**Data excerpts:**
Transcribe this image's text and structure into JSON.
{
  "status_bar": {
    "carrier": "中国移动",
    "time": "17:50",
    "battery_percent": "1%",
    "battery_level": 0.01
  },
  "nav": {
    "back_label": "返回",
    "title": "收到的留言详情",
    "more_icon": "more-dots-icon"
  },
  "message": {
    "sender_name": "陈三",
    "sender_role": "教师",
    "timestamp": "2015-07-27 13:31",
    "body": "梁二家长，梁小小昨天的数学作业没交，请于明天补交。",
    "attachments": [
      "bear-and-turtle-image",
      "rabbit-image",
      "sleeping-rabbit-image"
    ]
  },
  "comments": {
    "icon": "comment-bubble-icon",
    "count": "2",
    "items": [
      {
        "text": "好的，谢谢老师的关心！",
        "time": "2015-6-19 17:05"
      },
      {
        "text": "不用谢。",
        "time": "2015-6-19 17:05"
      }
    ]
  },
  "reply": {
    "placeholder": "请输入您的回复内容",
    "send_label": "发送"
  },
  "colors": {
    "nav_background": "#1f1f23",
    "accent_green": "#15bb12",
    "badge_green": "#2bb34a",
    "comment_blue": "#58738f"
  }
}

**What you need to do:**
Write the material out exactly, with nothing left out.

**Output for this task:**
Transcribe this image's text and structure into JSON.
{
  "status_bar": {
    "carrier": "中国移动",
    "time": "17:50",
    "battery_percent": "1%",
    "battery_level": 0.01
  },
  "nav": {
    "back_label": "返回",
    "title": "收到的留言详情",
    "more_icon": "more-dots-icon"
  },
  "message": {
    "sender_name": "陈三",
    "sender_role": "教师",
    "timestamp": "2015-07-27 13:31",
    "body": "梁二家长，梁小小昨天的数学作业没交，请于明天补交。",
    "attachments": [
      "bear-and-turtle-image",
      "rabbit-image",
      "sleeping-rabbit-image"
    ]
  },
  "comments": {
    "icon": "comment-bubble-icon",
    "count": "2",
    "items": [
      {
        "text": "好的，谢谢老师的关心！",
        "time": "2015-6-19 17:05"
      },
      {
        "text": "不用谢。",
        "time": "2015-6-19 17:05"
      }
    ]
  },
  "reply": {
    "placeholder": "请输入您的回复内容",
    "send_label": "发送"
  },
  "colors": {
    "nav_background": "#1f1f23",
    "accent_green": "#15bb12",
    "badge_green": "#2bb34a",
    "comment_blue": "#58738f"
  }
}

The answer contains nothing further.